▶ [Goal of the exercise]
Find the lines holding the string "Prevention" in the data, then copy all of them.

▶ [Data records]
....................
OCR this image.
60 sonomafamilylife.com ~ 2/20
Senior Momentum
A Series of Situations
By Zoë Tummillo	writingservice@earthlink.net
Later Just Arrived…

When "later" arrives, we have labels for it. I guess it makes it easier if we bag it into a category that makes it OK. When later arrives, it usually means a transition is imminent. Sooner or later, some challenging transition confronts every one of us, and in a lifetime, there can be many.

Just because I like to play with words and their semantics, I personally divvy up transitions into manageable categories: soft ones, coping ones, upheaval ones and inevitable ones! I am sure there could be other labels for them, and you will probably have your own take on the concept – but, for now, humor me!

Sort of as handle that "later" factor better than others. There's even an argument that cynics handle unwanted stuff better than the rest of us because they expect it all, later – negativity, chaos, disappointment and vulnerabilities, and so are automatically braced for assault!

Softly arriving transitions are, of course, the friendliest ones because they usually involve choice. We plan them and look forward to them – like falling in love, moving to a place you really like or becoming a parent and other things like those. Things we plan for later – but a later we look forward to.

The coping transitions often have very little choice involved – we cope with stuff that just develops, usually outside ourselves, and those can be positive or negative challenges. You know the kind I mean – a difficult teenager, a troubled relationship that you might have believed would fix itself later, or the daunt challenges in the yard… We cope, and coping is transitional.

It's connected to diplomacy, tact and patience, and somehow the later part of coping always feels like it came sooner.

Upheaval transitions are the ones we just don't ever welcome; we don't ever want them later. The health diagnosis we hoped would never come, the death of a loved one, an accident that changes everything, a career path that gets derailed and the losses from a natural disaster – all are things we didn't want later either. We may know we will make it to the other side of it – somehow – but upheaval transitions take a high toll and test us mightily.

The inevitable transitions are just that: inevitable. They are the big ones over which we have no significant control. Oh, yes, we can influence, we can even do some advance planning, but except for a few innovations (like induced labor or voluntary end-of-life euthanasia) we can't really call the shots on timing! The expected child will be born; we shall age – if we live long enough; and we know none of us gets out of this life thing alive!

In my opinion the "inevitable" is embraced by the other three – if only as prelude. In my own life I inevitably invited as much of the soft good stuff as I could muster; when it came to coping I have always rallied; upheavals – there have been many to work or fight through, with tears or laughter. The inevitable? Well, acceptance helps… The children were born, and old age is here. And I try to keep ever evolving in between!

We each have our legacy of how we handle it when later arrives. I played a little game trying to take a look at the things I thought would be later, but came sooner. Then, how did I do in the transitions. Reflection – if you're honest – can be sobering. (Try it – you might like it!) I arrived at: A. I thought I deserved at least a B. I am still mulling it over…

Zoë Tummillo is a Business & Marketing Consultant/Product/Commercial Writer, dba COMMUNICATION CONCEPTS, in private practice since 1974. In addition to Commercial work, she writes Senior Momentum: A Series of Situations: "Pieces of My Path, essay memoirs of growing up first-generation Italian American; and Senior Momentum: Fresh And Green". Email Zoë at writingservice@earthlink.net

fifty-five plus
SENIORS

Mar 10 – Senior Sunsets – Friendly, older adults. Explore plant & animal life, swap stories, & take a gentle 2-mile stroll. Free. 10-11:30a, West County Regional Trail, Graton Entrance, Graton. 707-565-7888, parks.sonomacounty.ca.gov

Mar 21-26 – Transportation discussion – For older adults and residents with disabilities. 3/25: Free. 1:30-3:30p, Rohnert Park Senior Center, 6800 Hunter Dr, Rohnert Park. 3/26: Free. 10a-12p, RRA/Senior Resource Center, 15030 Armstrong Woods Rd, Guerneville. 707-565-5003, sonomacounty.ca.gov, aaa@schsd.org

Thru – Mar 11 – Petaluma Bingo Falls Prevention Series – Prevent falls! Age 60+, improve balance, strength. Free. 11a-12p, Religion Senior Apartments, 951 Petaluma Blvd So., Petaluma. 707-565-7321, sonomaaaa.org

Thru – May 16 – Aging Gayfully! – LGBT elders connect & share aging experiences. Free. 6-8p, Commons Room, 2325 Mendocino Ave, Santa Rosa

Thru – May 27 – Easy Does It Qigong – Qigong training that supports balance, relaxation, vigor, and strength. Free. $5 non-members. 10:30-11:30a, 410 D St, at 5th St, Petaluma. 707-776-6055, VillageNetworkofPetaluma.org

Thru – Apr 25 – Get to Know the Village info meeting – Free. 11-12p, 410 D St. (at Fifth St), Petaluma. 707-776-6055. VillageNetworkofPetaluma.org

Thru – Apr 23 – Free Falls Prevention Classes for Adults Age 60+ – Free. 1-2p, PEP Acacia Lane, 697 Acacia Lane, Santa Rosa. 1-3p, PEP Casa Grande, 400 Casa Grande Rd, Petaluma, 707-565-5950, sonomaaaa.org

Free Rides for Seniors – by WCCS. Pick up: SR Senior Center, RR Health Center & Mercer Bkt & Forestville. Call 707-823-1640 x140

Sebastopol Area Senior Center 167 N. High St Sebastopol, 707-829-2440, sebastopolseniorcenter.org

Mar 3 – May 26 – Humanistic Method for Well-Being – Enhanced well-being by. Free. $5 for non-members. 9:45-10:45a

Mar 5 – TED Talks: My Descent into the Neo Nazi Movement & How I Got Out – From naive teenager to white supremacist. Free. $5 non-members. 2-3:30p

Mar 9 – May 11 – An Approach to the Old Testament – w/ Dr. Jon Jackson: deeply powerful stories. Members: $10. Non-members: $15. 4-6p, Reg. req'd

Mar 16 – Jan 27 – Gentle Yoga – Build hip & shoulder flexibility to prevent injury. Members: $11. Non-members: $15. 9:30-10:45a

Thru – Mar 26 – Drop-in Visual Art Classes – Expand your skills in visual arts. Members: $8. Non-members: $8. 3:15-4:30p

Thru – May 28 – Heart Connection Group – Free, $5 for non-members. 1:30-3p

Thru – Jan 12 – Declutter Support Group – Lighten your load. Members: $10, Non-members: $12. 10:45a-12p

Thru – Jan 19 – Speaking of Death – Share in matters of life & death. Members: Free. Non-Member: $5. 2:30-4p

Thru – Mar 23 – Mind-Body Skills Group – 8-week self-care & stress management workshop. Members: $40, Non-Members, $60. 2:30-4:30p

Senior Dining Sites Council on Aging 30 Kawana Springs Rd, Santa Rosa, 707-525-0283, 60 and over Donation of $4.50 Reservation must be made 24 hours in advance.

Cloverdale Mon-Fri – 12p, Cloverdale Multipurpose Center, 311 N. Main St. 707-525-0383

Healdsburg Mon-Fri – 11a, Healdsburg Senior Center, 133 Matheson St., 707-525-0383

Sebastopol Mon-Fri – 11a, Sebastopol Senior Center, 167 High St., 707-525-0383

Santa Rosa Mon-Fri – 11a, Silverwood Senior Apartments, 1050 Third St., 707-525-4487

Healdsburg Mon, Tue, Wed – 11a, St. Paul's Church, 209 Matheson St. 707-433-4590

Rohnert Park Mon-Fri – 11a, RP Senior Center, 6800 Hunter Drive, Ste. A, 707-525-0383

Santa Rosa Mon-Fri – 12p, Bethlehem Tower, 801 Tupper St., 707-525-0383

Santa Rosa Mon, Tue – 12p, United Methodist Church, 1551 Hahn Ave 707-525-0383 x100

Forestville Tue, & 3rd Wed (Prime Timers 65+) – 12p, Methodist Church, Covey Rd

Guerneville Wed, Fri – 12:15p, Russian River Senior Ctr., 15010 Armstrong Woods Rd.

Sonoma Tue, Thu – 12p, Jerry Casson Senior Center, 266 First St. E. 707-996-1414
....................
▶ [Completed task]
Thru – Mar 11 – Petaluma Bingo Falls Prevention Series – Prevent falls! Age 60+, improve balance, strength. Free. 11a-12p, Religion Senior Apartments, 951 Petaluma Blvd So., Petaluma. 707-565-7321, sonomaaaa.org
Thru – Apr 23 – Free Falls Prevention Classes for Adults Age 60+ – Free. 1-2p, PEP Acacia Lane, 697 Acacia Lane, Santa Rosa. 1-3p, PEP Casa Grande, 400 Casa Grande Rd, Petaluma, 707-565-5950, sonomaaaa.org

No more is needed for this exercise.